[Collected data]
####################
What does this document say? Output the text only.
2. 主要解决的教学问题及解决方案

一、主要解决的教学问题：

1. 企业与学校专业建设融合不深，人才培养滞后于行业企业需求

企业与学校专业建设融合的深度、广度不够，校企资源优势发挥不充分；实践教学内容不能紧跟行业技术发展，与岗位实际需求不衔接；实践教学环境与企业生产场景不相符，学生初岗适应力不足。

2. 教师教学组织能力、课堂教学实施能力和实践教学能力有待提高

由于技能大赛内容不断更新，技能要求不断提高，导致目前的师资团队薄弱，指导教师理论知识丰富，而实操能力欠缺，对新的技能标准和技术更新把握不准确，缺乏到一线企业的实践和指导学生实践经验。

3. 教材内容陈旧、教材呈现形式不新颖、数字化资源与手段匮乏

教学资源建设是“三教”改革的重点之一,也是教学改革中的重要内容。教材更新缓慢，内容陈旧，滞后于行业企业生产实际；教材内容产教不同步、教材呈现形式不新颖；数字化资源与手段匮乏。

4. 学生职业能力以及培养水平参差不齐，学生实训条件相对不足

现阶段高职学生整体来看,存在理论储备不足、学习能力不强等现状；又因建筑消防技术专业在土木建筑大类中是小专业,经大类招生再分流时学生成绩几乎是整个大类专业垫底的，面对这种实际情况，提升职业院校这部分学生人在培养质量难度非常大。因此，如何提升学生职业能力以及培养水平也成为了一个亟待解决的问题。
####################
Go through the listing and print each line exactly as it appears.

● Exercise output:
What does this document say? Output the text only.
2. 主要解决的教学问题及解决方案

一、主要解决的教学问题：

1. 企业与学校专业建设融合不深，人才培养滞后于行业企业需求

企业与学校专业建设融合的深度、广度不够，校企资源优势发挥不充分；实践教学内容不能紧跟行业技术发展，与岗位实际需求不衔接；实践教学环境与企业生产场景不相符，学生初岗适应力不足。

2. 教师教学组织能力、课堂教学实施能力和实践教学能力有待提高

由于技能大赛内容不断更新，技能要求不断提高，导致目前的师资团队薄弱，指导教师理论知识丰富，而实操能力欠缺，对新的技能标准和技术更新把握不准确，缺乏到一线企业的实践和指导学生实践经验。

3. 教材内容陈旧、教材呈现形式不新颖、数字化资源与手段匮乏

教学资源建设是“三教”改革的重点之一,也是教学改革中的重要内容。教材更新缓慢，内容陈旧，滞后于行业企业生产实际；教材内容产教不同步、教材呈现形式不新颖；数字化资源与手段匮乏。

4. 学生职业能力以及培养水平参差不齐，学生实训条件相对不足

现阶段高职学生整体来看,存在理论储备不足、学习能力不强等现状；又因建筑消防技术专业在土木建筑大类中是小专业,经大类招生再分流时学生成绩几乎是整个大类专业垫底的，面对这种实际情况，提升职业院校这部分学生人在培养质量难度非常大。因此，如何提升学生职业能力以及培养水平也成为了一个亟待解决的问题。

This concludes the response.